───── PROVIDED PASSAGE
[SystemZ] Fold more spills

Add a mapping from register-based <INSN>R instructions to the corresponding
memory-based <INSN>.  Use it to cut down on the number of spill loads.

Some instructions extend their operands from smaller fields, so this
required a new TSFlags field to say how big the unextended operand is.

This optimisation doesn't trigger for C(G)R and CL(G)R because in practice
we always combine those instructions with a branch.  Adding a test for every
other case probably seems excessive, but it did catch a missed optimisation
for DSGF (fixed in r185435).

llvm-svn: 185529
diff --git a/llvm/test/CodeGen/SystemZ/int-add-08.ll b/llvm/test/CodeGen/SystemZ/int-add-08.ll
index b1f820f..0b8c01e 100644
--- a/llvm/test/CodeGen/SystemZ/int-add-08.ll
+++ b/llvm/test/CodeGen/SystemZ/int-add-08.ll
@@ -2,6 +2,8 @@
 ;
 ; RUN: llc < %s -mtriple=s390x-linux-gnu | FileCheck %s
 
+declare i128 *@foo()
+
 ; Test register addition.
 define void @f1(i128 *%ptr) {
 ; CHECK: f1:
@@ -108,3 +110,34 @@
   ret void
 }
 
+; Check that additions of spilled values can use ALG and ALCG rather than
+; ALGR and ALCGR.
+define void @f8(i128 *%ptr0) {
+; CHECK: f8:
+; CHECK: brasl %r14, foo@PLT
+; CHECK: alg {{%r[0-9]+}}, {{[0-9]+}}(%r15)
+; CHECK: alcg {{%r[0-9]+}}, {{[0-9]+}}(%r15)
+; CHECK: br %r14
+  %ptr1 = getelementptr i128 *%ptr0, i128 2
+  %ptr2 = getelementptr i128 *%ptr0, i128 4
+  %ptr3 = getelementptr i128 *%ptr0, i128 6
+  %ptr4 = getelementptr i128 *%ptr0, i128 8
+
+  %val0 = load i128 *%ptr0
+  %val1 = load i128 *%ptr1
+  %val2 = load i128 *%ptr2
+  %val3 = load i128 *%ptr3
+  %val4 = load i128 *%ptr4
+
+  %retptr = call i128 *@foo()
+
+  %ret = load i128 *%retptr
+  %add0 = add i128 %ret, %val0
+  %add1 = add i128 %add0, %val1
+  %add2 = add i128 %add1, %val2
+  %add3 = add i128 %add2, %val3
+  %add4 = add i128 %add3, %val4
+  store i128 %add4, i128 *%retptr
+
+  ret void
+}
──────────
* **PROBLEM DESCRIPTION**
Restate the commit message text starting at the words "Some instructions extend" and stopping after "(fixed in r185435).", changing "optimisation" to "transformation" wherever it occurs in that span.
───── INPUT DATA
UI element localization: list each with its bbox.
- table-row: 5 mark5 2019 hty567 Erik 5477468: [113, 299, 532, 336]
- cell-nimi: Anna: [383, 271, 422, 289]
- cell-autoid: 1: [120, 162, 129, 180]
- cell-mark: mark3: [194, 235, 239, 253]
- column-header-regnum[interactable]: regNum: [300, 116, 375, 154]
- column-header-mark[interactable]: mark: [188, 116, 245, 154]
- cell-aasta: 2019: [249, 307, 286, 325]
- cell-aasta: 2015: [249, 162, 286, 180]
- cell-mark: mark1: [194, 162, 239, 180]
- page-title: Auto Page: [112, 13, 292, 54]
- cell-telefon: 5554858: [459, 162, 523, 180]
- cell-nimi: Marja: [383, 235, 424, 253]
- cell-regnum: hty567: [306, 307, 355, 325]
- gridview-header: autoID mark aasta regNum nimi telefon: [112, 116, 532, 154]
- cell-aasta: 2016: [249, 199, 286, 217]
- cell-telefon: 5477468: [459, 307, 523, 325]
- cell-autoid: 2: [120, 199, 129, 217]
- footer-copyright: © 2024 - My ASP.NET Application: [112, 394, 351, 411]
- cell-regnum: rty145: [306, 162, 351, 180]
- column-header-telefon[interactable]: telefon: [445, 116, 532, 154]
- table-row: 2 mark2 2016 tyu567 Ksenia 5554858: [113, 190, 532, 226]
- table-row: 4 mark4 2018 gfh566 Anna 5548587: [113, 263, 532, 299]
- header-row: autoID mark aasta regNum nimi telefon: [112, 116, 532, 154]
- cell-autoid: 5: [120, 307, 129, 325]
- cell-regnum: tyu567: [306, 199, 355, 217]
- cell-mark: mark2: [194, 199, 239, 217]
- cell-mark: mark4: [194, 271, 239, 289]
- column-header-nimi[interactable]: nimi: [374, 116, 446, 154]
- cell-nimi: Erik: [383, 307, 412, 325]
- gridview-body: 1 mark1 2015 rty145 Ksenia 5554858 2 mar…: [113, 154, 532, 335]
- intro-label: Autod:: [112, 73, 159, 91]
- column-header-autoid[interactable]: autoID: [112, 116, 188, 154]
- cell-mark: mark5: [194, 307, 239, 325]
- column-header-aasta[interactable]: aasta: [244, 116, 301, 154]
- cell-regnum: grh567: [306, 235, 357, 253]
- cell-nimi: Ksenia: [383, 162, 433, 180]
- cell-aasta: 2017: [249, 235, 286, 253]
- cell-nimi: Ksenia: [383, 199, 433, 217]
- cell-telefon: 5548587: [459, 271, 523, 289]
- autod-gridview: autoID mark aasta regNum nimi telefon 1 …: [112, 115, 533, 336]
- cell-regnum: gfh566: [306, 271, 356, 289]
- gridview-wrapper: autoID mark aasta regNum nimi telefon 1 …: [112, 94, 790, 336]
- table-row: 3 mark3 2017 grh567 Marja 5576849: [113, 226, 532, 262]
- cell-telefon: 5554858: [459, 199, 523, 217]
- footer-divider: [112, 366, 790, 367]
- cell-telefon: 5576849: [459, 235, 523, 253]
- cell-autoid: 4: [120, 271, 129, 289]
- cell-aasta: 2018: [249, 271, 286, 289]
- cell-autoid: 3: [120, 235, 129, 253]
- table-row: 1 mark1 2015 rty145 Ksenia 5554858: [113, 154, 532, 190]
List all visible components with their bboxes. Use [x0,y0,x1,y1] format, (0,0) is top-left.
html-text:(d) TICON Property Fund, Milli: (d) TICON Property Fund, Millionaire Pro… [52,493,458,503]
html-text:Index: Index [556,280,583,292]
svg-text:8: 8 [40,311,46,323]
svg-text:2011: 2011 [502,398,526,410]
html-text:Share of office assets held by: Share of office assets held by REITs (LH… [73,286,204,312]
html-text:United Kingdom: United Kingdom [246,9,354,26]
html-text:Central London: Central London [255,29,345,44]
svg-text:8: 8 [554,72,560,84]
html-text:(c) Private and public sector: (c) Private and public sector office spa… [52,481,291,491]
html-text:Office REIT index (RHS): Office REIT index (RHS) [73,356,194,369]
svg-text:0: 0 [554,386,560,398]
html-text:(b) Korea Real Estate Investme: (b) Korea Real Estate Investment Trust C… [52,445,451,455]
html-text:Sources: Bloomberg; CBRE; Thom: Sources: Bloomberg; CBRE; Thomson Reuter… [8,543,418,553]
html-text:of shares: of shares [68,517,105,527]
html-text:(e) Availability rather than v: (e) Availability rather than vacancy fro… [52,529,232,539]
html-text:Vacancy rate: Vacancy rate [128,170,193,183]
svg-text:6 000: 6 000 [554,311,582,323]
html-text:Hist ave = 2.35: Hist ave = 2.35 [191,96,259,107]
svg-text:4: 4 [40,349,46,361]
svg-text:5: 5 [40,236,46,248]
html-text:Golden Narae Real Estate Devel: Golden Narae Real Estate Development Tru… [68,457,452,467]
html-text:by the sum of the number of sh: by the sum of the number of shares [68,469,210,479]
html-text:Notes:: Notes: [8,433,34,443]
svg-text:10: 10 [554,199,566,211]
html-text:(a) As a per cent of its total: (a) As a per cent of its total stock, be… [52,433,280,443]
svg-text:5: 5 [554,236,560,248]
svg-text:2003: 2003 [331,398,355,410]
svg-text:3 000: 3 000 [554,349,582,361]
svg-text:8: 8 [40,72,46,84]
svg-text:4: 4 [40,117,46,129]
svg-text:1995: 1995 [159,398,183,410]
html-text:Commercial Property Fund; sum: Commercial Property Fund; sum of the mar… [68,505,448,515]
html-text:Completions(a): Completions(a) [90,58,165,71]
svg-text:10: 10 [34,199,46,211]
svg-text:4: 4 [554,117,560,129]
──────────
* **FINISHED TASK**
Some instructions extend their operands from smaller fields, so this
required a new TSFlags field to say how big the unextended operand is.

This transformation doesn't trigger for C(G)R and CL(G)R because in practice
we always combine those instructions with a branch.  Adding a test for every
other case probably seems excessive, but it did catch a missed transformation
for DSGF (fixed in r185435).